### MATERIAL PROVIDED
- - -

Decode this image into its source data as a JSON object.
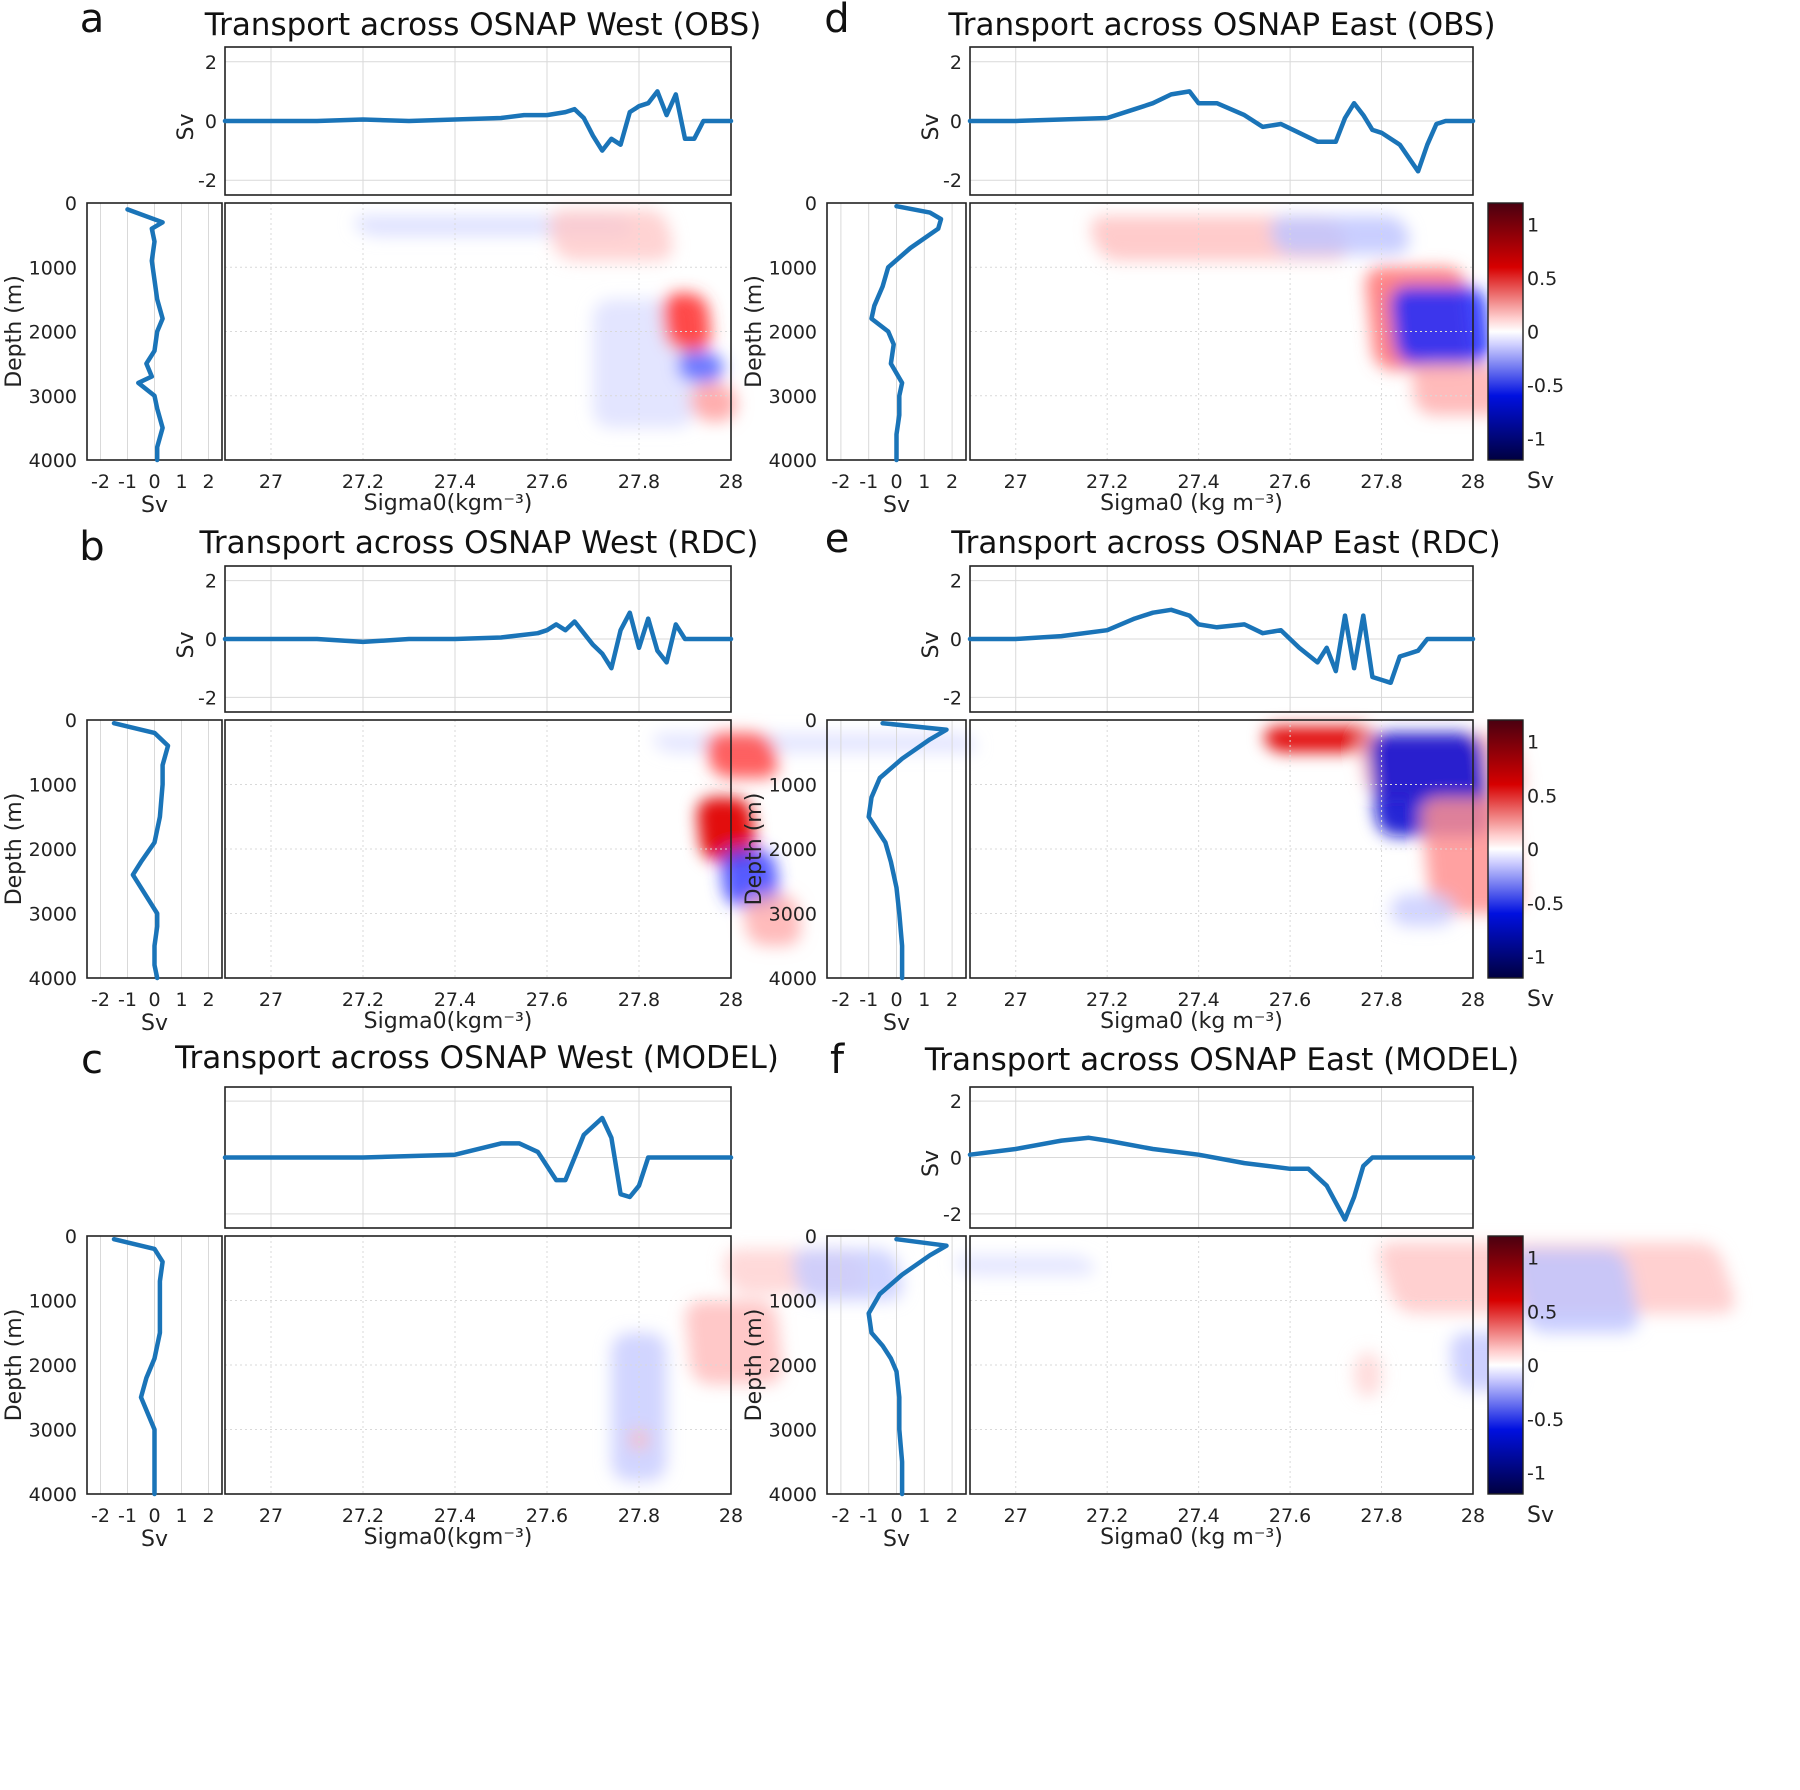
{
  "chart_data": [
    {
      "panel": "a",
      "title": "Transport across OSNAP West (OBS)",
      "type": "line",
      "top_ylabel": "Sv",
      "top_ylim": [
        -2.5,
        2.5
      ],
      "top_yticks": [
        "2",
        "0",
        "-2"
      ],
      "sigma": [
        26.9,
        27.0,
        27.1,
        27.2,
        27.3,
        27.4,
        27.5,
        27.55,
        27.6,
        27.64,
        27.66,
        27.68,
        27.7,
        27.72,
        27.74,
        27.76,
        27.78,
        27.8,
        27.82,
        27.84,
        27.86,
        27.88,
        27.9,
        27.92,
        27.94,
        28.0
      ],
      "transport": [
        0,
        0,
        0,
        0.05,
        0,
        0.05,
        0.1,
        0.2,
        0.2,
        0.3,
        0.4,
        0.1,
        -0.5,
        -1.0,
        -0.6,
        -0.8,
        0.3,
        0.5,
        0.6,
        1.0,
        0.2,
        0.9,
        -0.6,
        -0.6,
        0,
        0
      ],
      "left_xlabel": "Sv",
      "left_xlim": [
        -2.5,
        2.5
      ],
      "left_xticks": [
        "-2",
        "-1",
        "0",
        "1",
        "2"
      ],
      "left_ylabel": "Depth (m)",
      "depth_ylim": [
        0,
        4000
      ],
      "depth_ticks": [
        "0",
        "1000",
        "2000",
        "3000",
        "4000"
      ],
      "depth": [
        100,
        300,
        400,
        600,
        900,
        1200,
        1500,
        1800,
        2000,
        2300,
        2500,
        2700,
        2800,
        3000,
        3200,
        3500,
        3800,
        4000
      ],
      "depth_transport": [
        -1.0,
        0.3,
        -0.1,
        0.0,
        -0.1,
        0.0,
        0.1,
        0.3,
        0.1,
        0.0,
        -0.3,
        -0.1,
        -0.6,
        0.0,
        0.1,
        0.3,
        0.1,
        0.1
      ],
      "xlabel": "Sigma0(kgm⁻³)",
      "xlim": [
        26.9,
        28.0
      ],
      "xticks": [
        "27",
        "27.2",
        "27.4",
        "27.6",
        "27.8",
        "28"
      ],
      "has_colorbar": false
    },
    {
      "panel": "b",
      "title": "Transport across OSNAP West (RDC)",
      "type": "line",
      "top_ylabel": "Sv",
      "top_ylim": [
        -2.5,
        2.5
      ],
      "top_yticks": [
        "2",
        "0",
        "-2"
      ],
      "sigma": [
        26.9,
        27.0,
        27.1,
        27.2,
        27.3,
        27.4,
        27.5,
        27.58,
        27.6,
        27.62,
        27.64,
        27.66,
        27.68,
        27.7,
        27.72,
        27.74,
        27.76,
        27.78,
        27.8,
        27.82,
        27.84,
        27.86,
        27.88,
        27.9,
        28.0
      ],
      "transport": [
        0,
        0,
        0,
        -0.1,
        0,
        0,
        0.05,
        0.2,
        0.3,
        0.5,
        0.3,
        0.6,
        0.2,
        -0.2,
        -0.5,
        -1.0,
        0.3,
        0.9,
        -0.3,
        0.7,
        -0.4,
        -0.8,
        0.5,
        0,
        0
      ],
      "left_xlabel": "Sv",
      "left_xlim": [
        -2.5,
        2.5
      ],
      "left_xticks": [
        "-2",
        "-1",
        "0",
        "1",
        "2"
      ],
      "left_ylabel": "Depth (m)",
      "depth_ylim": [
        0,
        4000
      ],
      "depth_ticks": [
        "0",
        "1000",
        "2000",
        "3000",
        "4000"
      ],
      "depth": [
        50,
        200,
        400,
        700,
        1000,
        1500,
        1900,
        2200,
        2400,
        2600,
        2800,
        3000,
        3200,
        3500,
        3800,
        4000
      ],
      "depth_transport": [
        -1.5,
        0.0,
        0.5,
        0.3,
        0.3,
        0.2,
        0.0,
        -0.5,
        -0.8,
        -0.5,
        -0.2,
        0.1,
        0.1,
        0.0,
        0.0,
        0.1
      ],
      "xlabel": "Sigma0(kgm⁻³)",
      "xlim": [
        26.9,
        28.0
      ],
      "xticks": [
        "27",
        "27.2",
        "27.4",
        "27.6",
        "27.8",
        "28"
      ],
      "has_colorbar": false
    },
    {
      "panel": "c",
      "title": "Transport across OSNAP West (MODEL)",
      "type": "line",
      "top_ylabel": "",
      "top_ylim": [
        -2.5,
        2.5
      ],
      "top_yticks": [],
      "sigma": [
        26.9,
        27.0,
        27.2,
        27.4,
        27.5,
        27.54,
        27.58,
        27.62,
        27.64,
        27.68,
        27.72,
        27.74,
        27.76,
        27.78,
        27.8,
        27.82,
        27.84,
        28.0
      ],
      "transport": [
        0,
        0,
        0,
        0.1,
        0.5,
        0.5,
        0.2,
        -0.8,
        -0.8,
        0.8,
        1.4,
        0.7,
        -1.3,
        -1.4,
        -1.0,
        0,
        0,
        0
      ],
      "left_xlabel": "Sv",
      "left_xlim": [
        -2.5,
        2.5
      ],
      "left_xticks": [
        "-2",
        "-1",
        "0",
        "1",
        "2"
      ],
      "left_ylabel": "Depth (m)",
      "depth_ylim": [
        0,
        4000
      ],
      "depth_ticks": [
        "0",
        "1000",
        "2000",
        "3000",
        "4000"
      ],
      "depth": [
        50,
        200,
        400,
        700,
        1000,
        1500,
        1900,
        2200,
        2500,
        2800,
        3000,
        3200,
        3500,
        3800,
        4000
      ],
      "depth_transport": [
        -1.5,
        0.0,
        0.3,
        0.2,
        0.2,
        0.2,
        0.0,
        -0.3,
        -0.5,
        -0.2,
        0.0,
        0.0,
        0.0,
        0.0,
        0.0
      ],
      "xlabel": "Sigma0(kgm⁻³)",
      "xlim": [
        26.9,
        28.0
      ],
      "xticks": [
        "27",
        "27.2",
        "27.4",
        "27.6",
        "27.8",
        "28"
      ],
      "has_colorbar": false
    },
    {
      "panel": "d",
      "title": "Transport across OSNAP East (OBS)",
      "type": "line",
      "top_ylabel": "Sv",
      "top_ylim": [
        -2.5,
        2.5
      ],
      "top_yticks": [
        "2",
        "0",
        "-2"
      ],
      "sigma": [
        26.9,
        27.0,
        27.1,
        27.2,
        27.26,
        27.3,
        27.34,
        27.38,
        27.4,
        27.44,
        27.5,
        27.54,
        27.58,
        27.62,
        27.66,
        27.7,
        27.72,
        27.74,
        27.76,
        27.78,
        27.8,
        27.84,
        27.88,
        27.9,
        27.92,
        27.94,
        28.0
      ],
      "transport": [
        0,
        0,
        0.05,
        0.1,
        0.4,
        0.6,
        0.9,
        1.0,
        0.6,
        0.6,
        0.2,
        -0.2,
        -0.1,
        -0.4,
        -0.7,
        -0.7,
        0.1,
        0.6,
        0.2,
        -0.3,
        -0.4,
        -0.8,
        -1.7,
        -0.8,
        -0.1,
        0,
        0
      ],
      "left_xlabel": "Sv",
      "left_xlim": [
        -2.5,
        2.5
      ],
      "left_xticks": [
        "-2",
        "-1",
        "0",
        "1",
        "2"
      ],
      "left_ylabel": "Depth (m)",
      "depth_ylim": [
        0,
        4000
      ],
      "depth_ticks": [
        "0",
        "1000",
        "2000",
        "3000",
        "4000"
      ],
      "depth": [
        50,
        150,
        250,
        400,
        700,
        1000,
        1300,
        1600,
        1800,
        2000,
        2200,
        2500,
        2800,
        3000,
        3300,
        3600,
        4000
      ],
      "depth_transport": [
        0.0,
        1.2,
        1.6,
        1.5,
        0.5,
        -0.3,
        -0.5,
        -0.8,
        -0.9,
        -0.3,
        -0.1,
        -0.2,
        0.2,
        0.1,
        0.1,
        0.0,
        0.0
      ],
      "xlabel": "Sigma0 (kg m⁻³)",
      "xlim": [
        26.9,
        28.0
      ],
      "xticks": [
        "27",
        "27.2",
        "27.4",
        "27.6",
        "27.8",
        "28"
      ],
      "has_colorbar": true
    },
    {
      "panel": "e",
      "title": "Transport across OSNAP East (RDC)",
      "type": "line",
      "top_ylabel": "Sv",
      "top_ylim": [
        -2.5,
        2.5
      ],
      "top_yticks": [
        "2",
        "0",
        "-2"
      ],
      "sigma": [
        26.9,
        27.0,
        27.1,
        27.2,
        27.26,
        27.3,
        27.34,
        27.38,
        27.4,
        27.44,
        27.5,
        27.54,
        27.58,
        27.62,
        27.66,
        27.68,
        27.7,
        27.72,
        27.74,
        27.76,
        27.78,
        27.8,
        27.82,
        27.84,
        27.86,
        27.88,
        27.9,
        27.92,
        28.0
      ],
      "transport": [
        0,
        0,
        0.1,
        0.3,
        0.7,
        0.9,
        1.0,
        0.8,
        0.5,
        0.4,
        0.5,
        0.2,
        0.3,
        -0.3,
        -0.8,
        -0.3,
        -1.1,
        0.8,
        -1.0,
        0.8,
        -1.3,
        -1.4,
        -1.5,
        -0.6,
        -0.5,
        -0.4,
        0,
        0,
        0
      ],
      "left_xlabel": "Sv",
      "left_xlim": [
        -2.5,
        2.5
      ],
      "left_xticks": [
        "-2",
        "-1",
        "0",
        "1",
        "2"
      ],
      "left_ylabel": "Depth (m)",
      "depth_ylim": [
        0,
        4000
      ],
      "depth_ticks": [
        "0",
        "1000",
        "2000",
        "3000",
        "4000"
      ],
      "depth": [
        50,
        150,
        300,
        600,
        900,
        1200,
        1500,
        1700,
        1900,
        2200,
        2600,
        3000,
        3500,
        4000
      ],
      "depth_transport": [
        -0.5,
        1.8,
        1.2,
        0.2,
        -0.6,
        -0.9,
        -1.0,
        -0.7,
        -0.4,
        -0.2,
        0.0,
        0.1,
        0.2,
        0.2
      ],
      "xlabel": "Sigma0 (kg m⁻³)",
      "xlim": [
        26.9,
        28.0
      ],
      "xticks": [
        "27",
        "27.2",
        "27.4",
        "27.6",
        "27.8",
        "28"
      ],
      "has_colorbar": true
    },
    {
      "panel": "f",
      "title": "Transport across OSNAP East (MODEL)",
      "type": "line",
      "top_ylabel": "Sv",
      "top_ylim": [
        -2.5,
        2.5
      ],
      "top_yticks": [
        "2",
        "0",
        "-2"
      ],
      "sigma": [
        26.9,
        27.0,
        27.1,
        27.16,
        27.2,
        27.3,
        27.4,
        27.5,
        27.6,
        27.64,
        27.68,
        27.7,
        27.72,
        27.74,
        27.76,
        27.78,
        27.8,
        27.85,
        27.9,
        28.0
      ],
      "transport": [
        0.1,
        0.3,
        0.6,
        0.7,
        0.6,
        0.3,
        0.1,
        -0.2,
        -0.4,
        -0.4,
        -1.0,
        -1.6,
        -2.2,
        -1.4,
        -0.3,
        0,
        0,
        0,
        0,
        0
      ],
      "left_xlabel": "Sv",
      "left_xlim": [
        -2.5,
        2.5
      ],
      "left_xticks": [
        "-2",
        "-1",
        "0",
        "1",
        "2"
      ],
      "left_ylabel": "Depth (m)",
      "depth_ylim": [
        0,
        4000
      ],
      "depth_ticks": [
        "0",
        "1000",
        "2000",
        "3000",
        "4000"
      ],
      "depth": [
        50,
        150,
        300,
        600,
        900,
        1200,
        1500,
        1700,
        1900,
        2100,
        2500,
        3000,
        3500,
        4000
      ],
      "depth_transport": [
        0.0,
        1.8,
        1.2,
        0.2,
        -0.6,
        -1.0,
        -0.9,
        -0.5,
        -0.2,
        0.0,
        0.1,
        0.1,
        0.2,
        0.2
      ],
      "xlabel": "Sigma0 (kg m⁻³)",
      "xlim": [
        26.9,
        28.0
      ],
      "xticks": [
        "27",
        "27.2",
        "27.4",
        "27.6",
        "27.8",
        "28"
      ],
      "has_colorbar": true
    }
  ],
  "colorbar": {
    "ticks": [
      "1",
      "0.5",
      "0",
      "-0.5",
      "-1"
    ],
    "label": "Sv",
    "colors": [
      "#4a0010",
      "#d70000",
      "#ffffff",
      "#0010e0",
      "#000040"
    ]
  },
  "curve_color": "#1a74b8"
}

- - -

### JOB
Gather each line holding the string "West".

### OUTPUT
      "title": "Transport across OSNAP West (OBS)",
      "title": "Transport across OSNAP West (RDC)",
      "title": "Transport across OSNAP West (MODEL)",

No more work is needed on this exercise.